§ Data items

--- start ---

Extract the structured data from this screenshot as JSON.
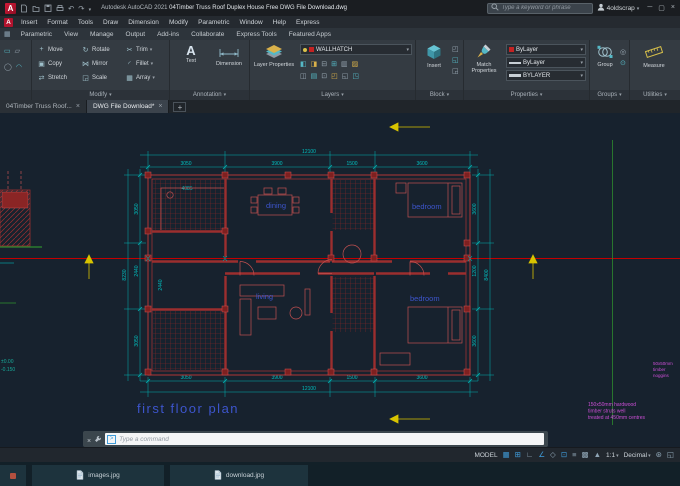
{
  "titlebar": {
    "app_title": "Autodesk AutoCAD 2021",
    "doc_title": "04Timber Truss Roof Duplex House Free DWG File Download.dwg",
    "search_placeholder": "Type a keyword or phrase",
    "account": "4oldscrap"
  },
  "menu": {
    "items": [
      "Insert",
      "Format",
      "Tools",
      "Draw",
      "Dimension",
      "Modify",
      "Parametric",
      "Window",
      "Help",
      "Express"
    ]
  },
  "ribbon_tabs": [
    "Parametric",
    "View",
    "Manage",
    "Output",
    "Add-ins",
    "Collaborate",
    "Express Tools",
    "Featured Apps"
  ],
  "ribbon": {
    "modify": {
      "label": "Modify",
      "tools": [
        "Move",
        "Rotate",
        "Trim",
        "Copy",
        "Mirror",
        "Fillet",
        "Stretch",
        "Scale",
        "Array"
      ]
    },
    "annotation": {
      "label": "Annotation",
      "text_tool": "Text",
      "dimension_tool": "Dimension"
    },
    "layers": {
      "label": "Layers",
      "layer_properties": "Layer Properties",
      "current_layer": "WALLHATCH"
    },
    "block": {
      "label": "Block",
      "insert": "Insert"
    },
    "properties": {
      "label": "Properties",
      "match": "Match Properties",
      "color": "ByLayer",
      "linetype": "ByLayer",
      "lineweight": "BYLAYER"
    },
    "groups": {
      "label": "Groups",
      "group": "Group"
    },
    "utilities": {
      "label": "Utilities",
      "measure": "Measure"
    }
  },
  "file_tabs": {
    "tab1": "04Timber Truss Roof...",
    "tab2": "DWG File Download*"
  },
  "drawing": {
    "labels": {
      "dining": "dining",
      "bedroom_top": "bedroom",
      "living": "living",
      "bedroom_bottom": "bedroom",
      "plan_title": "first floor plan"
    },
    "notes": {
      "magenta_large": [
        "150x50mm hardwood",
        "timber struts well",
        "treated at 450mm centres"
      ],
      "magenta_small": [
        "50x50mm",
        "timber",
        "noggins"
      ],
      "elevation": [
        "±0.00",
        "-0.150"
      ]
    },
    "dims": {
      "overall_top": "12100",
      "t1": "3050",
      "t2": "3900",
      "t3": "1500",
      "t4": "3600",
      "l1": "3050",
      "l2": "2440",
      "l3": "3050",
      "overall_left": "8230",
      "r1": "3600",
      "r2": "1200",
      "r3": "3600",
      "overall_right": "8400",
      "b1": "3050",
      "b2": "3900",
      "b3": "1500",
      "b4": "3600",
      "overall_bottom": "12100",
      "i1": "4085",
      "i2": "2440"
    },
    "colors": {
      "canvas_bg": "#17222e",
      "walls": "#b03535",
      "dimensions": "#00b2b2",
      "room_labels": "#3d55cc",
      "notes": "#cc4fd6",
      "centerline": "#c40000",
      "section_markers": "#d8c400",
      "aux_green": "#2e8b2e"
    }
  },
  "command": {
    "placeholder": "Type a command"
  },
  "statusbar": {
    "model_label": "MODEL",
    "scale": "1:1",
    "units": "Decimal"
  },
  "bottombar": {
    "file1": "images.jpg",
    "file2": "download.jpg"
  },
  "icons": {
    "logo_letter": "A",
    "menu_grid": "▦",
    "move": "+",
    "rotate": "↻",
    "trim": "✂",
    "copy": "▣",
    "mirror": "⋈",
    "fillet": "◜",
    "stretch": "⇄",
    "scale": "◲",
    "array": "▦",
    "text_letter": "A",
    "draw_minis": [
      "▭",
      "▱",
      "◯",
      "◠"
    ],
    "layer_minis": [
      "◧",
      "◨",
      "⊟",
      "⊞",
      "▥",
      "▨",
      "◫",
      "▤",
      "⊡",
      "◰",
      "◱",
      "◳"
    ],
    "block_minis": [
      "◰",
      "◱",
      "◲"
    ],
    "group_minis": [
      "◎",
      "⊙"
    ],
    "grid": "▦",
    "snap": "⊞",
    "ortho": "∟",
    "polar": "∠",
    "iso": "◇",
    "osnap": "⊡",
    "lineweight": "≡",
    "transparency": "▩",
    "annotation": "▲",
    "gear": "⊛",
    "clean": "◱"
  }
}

--- end ---
--- start ---

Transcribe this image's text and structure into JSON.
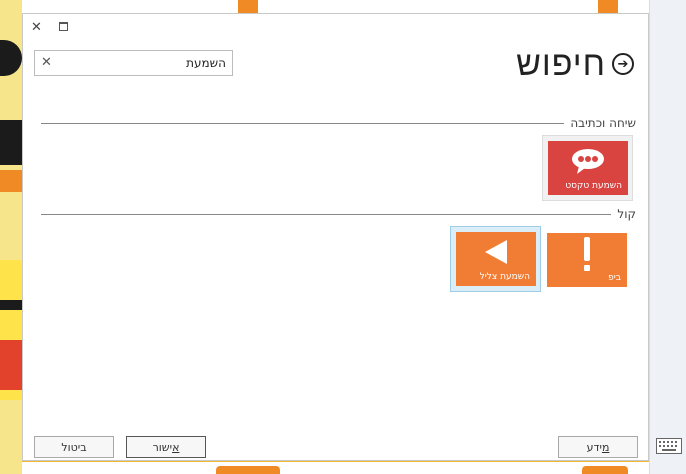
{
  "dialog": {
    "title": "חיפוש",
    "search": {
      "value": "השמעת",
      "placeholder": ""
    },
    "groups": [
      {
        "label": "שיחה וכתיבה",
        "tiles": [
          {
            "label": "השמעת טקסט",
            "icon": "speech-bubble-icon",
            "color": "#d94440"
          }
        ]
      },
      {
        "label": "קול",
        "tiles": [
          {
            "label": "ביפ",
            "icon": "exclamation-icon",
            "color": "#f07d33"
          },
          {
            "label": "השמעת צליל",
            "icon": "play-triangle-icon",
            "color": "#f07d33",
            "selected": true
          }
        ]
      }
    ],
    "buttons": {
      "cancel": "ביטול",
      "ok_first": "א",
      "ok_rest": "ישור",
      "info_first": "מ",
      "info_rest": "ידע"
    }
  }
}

--- end ---

§ Set exercise
Search the entries for the word "Roof", then gather every line that has it.

§ Result of the task
    "doc_title": "04Timber Truss Roof Duplex House Free DWG File Download.dwg",
    "tab1": "04Timber Truss Roof...",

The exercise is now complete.